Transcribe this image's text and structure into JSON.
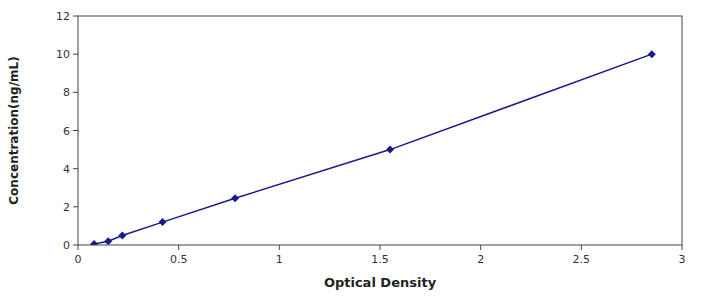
{
  "chart_data": {
    "type": "line",
    "x": [
      0.08,
      0.15,
      0.22,
      0.42,
      0.78,
      1.55,
      2.85
    ],
    "values": [
      0.05,
      0.2,
      0.5,
      1.2,
      2.45,
      5.0,
      10.0
    ],
    "color": "#1a1a8c",
    "marker": "diamond",
    "xlabel": "Optical Density",
    "ylabel": "Concentration(ng/mL)",
    "xlim": [
      0,
      3.0
    ],
    "ylim": [
      0,
      12
    ],
    "xticks": [
      0,
      0.5,
      1,
      1.5,
      2,
      2.5,
      3
    ],
    "yticks": [
      0,
      2,
      4,
      6,
      8,
      10,
      12
    ],
    "grid": false
  }
}
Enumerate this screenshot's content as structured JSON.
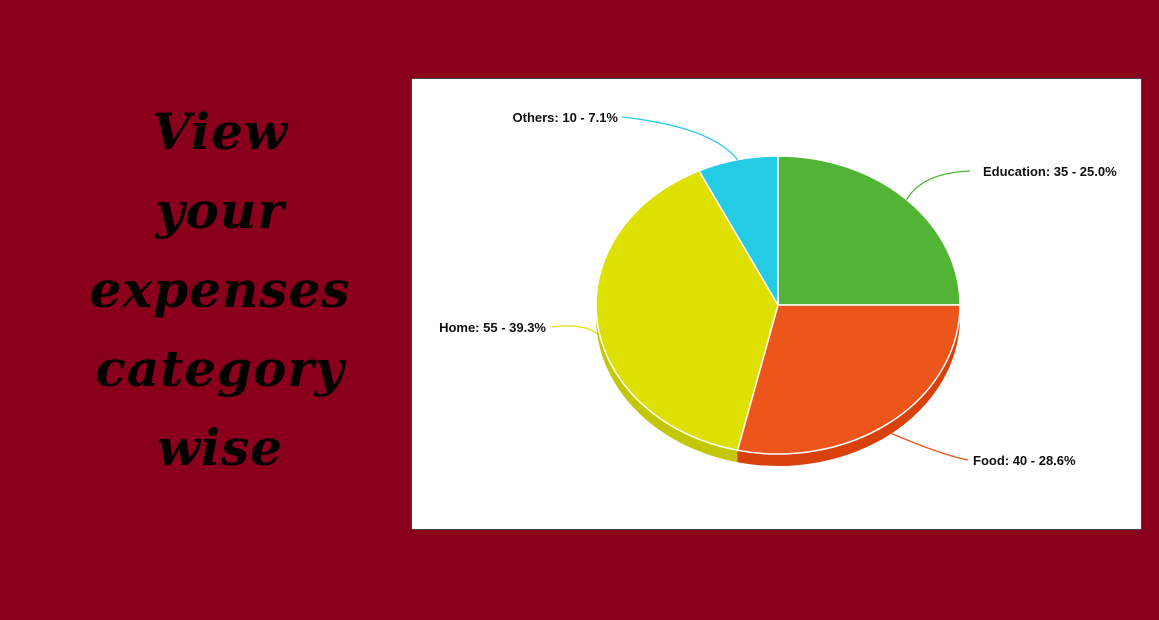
{
  "headline": {
    "lines": [
      "View",
      "your",
      "expenses",
      "category",
      "wise"
    ]
  },
  "chart_data": {
    "type": "pie",
    "title": "",
    "style": "3d-tilted",
    "legend": "none",
    "slices": [
      {
        "name": "Education",
        "value": 35,
        "percent": 25.0,
        "color": "#52b435",
        "side": "#3f8f27",
        "label": "Education: 35 - 25.0%"
      },
      {
        "name": "Food",
        "value": 40,
        "percent": 28.6,
        "color": "#ec561b",
        "side": "#d8410b",
        "label": "Food: 40 - 28.6%"
      },
      {
        "name": "Home",
        "value": 55,
        "percent": 39.3,
        "color": "#dde000",
        "side": "#c4c705",
        "label": "Home: 55 - 39.3%"
      },
      {
        "name": "Others",
        "value": 10,
        "percent": 7.1,
        "color": "#24cbe5",
        "side": "#1aa9c0",
        "label": "Others: 10 - 7.1%"
      }
    ]
  }
}
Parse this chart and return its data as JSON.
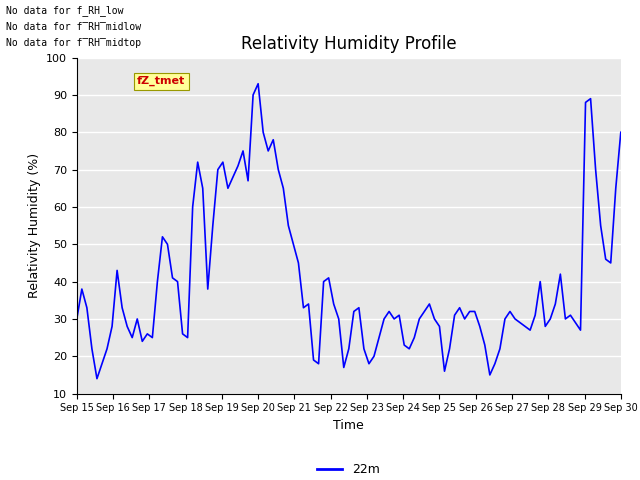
{
  "title": "Relativity Humidity Profile",
  "xlabel": "Time",
  "ylabel": "Relativity Humidity (%)",
  "ylim": [
    10,
    100
  ],
  "yticks": [
    10,
    20,
    30,
    40,
    50,
    60,
    70,
    80,
    90,
    100
  ],
  "line_color": "#0000ff",
  "line_label": "22m",
  "fig_bg_color": "#ffffff",
  "plot_bg_color": "#e8e8e8",
  "no_data_texts": [
    "No data for f_RH_low",
    "No data for f̅RH̅midlow",
    "No data for f̅RH̅midtop"
  ],
  "legend_label_color": "#cc0000",
  "legend_bg": "#ffff99",
  "x_tick_labels": [
    "Sep 15",
    "Sep 16",
    "Sep 17",
    "Sep 18",
    "Sep 19",
    "Sep 20",
    "Sep 21",
    "Sep 22",
    "Sep 23",
    "Sep 24",
    "Sep 25",
    "Sep 26",
    "Sep 27",
    "Sep 28",
    "Sep 29",
    "Sep 30"
  ],
  "humidity_values": [
    30,
    38,
    33,
    22,
    14,
    18,
    22,
    28,
    43,
    33,
    28,
    25,
    30,
    24,
    26,
    25,
    40,
    52,
    50,
    41,
    40,
    26,
    25,
    60,
    72,
    65,
    38,
    55,
    70,
    72,
    65,
    68,
    71,
    75,
    67,
    90,
    93,
    80,
    75,
    78,
    70,
    65,
    55,
    50,
    45,
    33,
    34,
    19,
    18,
    40,
    41,
    34,
    30,
    17,
    22,
    32,
    33,
    22,
    18,
    20,
    25,
    30,
    32,
    30,
    31,
    23,
    22,
    25,
    30,
    32,
    34,
    30,
    28,
    16,
    22,
    31,
    33,
    30,
    32,
    32,
    28,
    23,
    15,
    18,
    22,
    30,
    32,
    30,
    29,
    28,
    27,
    31,
    40,
    28,
    30,
    34,
    42,
    30,
    31,
    29,
    27,
    88,
    89,
    70,
    55,
    46,
    45,
    65,
    80
  ]
}
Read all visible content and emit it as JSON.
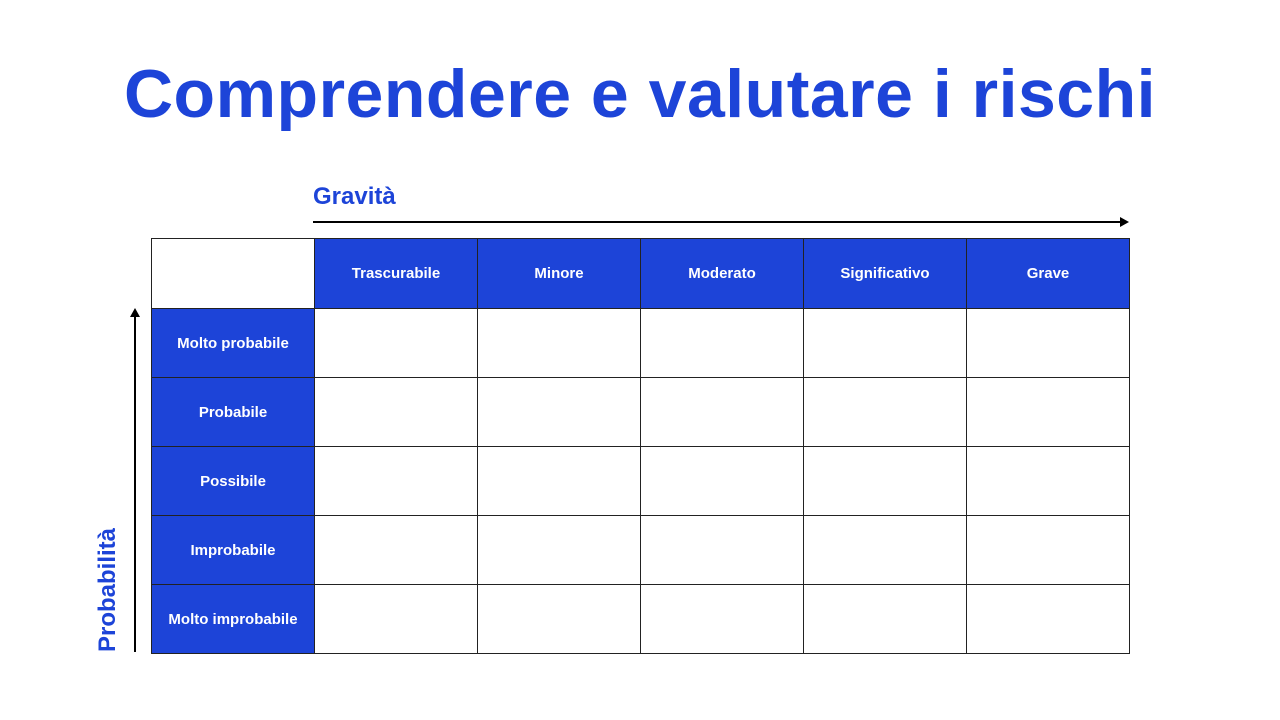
{
  "title": "Comprendere e valutare i rischi",
  "x_axis_label": "Gravità",
  "y_axis_label": "Probabilità",
  "columns": [
    "Trascurabile",
    "Minore",
    "Moderato",
    "Significativo",
    "Grave"
  ],
  "rows": [
    "Molto probabile",
    "Probabile",
    "Possibile",
    "Improbabile",
    "Molto improbabile"
  ],
  "colors": {
    "accent": "#1d44d8",
    "grid": "#222222"
  }
}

Stated task:
Write out each entry exactly as given, but skip the pictures.

Expected answer:
Transcribe this image's text and structure into JSON.
{
  "chart_data": {
    "type": "line",
    "x": [
      0.08,
      0.15,
      0.22,
      0.42,
      0.78,
      1.55,
      2.85
    ],
    "values": [
      0.05,
      0.2,
      0.5,
      1.2,
      2.45,
      5.0,
      10.0
    ],
    "color": "#1a1a8c",
    "marker": "diamond",
    "xlabel": "Optical Density",
    "ylabel": "Concentration(ng/mL)",
    "xlim": [
      0,
      3.0
    ],
    "ylim": [
      0,
      12
    ],
    "xticks": [
      0,
      0.5,
      1,
      1.5,
      2,
      2.5,
      3
    ],
    "yticks": [
      0,
      2,
      4,
      6,
      8,
      10,
      12
    ],
    "grid": false
  }
}
Enumerate this screenshot's content as structured JSON.
{
  "headline": {
    "lines": [
      "View",
      "your",
      "expenses",
      "category",
      "wise"
    ]
  },
  "chart_data": {
    "type": "pie",
    "title": "",
    "style": "3d-tilted",
    "legend": "none",
    "slices": [
      {
        "name": "Education",
        "value": 35,
        "percent": 25.0,
        "color": "#52b435",
        "side": "#3f8f27",
        "label": "Education: 35 - 25.0%"
      },
      {
        "name": "Food",
        "value": 40,
        "percent": 28.6,
        "color": "#ec561b",
        "side": "#d8410b",
        "label": "Food: 40 - 28.6%"
      },
      {
        "name": "Home",
        "value": 55,
        "percent": 39.3,
        "color": "#dde000",
        "side": "#c4c705",
        "label": "Home: 55 - 39.3%"
      },
      {
        "name": "Others",
        "value": 10,
        "percent": 7.1,
        "color": "#24cbe5",
        "side": "#1aa9c0",
        "label": "Others: 10 - 7.1%"
      }
    ]
  }
}
Parse this chart and return its data as JSON.
{
  "title": "Relativity Humidity Profile",
  "xlabel": "Time",
  "ylabel": "Relativity Humidity (%)",
  "ylim": [
    10,
    100
  ],
  "yticks": [
    10,
    20,
    30,
    40,
    50,
    60,
    70,
    80,
    90,
    100
  ],
  "line_color": "#0000ff",
  "line_label": "22m",
  "fig_bg_color": "#ffffff",
  "plot_bg_color": "#e8e8e8",
  "no_data_texts": [
    "No data for f_RH_low",
    "No data for f̅RH̅midlow",
    "No data for f̅RH̅midtop"
  ],
  "legend_label_color": "#cc0000",
  "legend_bg": "#ffff99",
  "x_tick_labels": [
    "Sep 15",
    "Sep 16",
    "Sep 17",
    "Sep 18",
    "Sep 19",
    "Sep 20",
    "Sep 21",
    "Sep 22",
    "Sep 23",
    "Sep 24",
    "Sep 25",
    "Sep 26",
    "Sep 27",
    "Sep 28",
    "Sep 29",
    "Sep 30"
  ],
  "humidity_values": [
    30,
    38,
    33,
    22,
    14,
    18,
    22,
    28,
    43,
    33,
    28,
    25,
    30,
    24,
    26,
    25,
    40,
    52,
    50,
    41,
    40,
    26,
    25,
    60,
    72,
    65,
    38,
    55,
    70,
    72,
    65,
    68,
    71,
    75,
    67,
    90,
    93,
    80,
    75,
    78,
    70,
    65,
    55,
    50,
    45,
    33,
    34,
    19,
    18,
    40,
    41,
    34,
    30,
    17,
    22,
    32,
    33,
    22,
    18,
    20,
    25,
    30,
    32,
    30,
    31,
    23,
    22,
    25,
    30,
    32,
    34,
    30,
    28,
    16,
    22,
    31,
    33,
    30,
    32,
    32,
    28,
    23,
    15,
    18,
    22,
    30,
    32,
    30,
    29,
    28,
    27,
    31,
    40,
    28,
    30,
    34,
    42,
    30,
    31,
    29,
    27,
    88,
    89,
    70,
    55,
    46,
    45,
    65,
    80
  ]
}
Read all visible content and emit it as JSON.
{
  "title": "Comprendere e valutare i rischi",
  "x_axis_label": "Gravità",
  "y_axis_label": "Probabilità",
  "columns": [
    "Trascurabile",
    "Minore",
    "Moderato",
    "Significativo",
    "Grave"
  ],
  "rows": [
    "Molto probabile",
    "Probabile",
    "Possibile",
    "Improbabile",
    "Molto improbabile"
  ],
  "colors": {
    "accent": "#1d44d8",
    "grid": "#222222"
  }
}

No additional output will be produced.